[start]

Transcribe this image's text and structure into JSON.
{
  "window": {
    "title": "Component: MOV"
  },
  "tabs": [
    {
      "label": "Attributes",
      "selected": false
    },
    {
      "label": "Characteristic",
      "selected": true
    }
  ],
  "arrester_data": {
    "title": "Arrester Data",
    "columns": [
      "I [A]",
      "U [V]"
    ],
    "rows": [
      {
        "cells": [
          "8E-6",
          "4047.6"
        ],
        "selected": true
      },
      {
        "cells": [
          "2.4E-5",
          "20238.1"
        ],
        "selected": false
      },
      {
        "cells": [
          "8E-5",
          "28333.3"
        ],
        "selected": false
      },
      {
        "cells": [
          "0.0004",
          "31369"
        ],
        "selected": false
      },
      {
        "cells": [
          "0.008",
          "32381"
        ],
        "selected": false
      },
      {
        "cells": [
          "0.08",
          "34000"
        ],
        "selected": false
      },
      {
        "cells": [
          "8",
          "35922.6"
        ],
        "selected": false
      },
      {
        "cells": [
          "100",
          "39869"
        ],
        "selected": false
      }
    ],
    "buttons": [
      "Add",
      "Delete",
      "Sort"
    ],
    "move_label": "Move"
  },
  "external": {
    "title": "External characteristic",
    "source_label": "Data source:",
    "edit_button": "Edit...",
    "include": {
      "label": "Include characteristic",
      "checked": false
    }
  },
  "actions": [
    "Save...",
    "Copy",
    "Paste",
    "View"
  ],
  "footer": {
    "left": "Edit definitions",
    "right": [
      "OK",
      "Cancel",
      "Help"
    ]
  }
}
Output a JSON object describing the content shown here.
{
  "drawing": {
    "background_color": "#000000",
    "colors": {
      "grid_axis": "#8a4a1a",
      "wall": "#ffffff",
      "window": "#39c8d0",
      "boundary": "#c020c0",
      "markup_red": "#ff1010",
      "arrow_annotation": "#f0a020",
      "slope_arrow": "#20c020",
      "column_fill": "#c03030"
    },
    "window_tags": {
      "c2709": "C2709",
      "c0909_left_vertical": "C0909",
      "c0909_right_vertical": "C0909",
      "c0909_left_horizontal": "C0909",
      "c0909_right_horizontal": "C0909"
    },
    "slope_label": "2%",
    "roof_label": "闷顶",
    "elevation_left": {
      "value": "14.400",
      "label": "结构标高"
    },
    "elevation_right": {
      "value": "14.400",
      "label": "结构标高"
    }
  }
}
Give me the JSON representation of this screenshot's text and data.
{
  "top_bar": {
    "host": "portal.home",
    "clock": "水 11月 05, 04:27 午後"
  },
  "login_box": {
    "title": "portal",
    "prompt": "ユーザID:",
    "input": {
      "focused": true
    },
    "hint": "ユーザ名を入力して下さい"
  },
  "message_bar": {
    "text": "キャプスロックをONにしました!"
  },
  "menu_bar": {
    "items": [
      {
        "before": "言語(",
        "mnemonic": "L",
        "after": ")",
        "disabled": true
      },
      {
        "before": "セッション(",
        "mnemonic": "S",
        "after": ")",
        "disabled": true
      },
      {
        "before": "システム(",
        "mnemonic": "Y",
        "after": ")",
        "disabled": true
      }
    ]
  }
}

[end]

#### [PROBLEM TO SOLVE]
Give back, unchanged, every line from the one with "Output a JSON" to the end of the entries above.

#### [WRITTEN RESPONSE]
Output a JSON object describing the content shown here.
{
  "drawing": {
    "background_color": "#000000",
    "colors": {
      "grid_axis": "#8a4a1a",
      "wall": "#ffffff",
      "window": "#39c8d0",
      "boundary": "#c020c0",
      "markup_red": "#ff1010",
      "arrow_annotation": "#f0a020",
      "slope_arrow": "#20c020",
      "column_fill": "#c03030"
    },
    "window_tags": {
      "c2709": "C2709",
      "c0909_left_vertical": "C0909",
      "c0909_right_vertical": "C0909",
      "c0909_left_horizontal": "C0909",
      "c0909_right_horizontal": "C0909"
    },
    "slope_label": "2%",
    "roof_label": "闷顶",
    "elevation_left": {
      "value": "14.400",
      "label": "结构标高"
    },
    "elevation_right": {
      "value": "14.400",
      "label": "结构标高"
    }
  }
}
Give me the JSON representation of this screenshot's text and data.
{
  "top_bar": {
    "host": "portal.home",
    "clock": "水 11月 05, 04:27 午後"
  },
  "login_box": {
    "title": "portal",
    "prompt": "ユーザID:",
    "input": {
      "focused": true
    },
    "hint": "ユーザ名を入力して下さい"
  },
  "message_bar": {
    "text": "キャプスロックをONにしました!"
  },
  "menu_bar": {
    "items": [
      {
        "before": "言語(",
        "mnemonic": "L",
        "after": ")",
        "disabled": true
      },
      {
        "before": "セッション(",
        "mnemonic": "S",
        "after": ")",
        "disabled": true
      },
      {
        "before": "システム(",
        "mnemonic": "Y",
        "after": ")",
        "disabled": true
      }
    ]
  }
}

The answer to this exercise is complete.